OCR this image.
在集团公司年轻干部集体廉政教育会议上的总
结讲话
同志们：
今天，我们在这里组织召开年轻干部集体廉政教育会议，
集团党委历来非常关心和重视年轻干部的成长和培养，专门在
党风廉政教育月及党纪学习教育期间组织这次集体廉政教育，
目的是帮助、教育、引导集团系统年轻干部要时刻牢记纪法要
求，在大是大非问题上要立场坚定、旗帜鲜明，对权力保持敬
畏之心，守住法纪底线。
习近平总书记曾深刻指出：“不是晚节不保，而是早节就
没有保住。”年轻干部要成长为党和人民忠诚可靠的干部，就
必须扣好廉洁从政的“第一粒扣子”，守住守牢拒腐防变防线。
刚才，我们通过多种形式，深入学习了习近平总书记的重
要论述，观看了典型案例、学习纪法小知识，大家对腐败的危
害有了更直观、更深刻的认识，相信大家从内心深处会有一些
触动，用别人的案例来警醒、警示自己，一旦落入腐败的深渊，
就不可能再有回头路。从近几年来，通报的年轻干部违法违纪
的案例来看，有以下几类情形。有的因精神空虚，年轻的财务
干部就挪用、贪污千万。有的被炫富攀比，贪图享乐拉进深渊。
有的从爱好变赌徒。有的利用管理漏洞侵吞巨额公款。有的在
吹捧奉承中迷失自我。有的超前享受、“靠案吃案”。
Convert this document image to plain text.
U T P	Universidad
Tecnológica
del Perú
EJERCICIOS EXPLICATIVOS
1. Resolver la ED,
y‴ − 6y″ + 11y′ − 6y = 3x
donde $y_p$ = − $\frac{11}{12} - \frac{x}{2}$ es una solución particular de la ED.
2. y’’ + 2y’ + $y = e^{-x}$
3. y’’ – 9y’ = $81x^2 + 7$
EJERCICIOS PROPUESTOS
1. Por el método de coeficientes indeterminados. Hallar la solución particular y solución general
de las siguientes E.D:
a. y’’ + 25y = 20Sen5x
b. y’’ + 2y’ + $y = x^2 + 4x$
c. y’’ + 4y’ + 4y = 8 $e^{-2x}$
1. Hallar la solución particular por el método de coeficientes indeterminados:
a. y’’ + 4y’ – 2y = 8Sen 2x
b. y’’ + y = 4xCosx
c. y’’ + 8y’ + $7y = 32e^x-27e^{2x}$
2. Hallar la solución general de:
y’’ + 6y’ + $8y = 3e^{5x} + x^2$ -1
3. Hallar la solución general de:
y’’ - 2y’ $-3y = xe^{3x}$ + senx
--
Reproduce the material above exactly; please quote every line of it.

OCR this image.
在集团公司年轻干部集体廉政教育会议上的总
结讲话
同志们：
今天，我们在这里组织召开年轻干部集体廉政教育会议，
集团党委历来非常关心和重视年轻干部的成长和培养，专门在
党风廉政教育月及党纪学习教育期间组织这次集体廉政教育，
目的是帮助、教育、引导集团系统年轻干部要时刻牢记纪法要
求，在大是大非问题上要立场坚定、旗帜鲜明，对权力保持敬
畏之心，守住法纪底线。
习近平总书记曾深刻指出：“不是晚节不保，而是早节就
没有保住。”年轻干部要成长为党和人民忠诚可靠的干部，就
必须扣好廉洁从政的“第一粒扣子”，守住守牢拒腐防变防线。
刚才，我们通过多种形式，深入学习了习近平总书记的重
要论述，观看了典型案例、学习纪法小知识，大家对腐败的危
害有了更直观、更深刻的认识，相信大家从内心深处会有一些
触动，用别人的案例来警醒、警示自己，一旦落入腐败的深渊，
就不可能再有回头路。从近几年来，通报的年轻干部违法违纪
的案例来看，有以下几类情形。有的因精神空虚，年轻的财务
干部就挪用、贪污千万。有的被炫富攀比，贪图享乐拉进深渊。
有的从爱好变赌徒。有的利用管理漏洞侵吞巨额公款。有的在
吹捧奉承中迷失自我。有的超前享受、“靠案吃案”。
Convert this document image to plain text.
U T P	Universidad
Tecnológica
del Perú
EJERCICIOS EXPLICATIVOS
1. Resolver la ED,
y‴ − 6y″ + 11y′ − 6y = 3x
donde $y_p$ = − $\frac{11}{12} - \frac{x}{2}$ es una solución particular de la ED.
2. y’’ + 2y’ + $y = e^{-x}$
3. y’’ – 9y’ = $81x^2 + 7$
EJERCICIOS PROPUESTOS
1. Por el método de coeficientes indeterminados. Hallar la solución particular y solución general
de las siguientes E.D:
a. y’’ + 25y = 20Sen5x
b. y’’ + 2y’ + $y = x^2 + 4x$
c. y’’ + 4y’ + 4y = 8 $e^{-2x}$
1. Hallar la solución particular por el método de coeficientes indeterminados:
a. y’’ + 4y’ – 2y = 8Sen 2x
b. y’’ + y = 4xCosx
c. y’’ + 8y’ + $7y = 32e^x-27e^{2x}$
2. Hallar la solución general de:
y’’ + 6y’ + $8y = 3e^{5x} + x^2$ -1
3. Hallar la solución general de:
y’’ - 2y’ $-3y = xe^{3x}$ + senx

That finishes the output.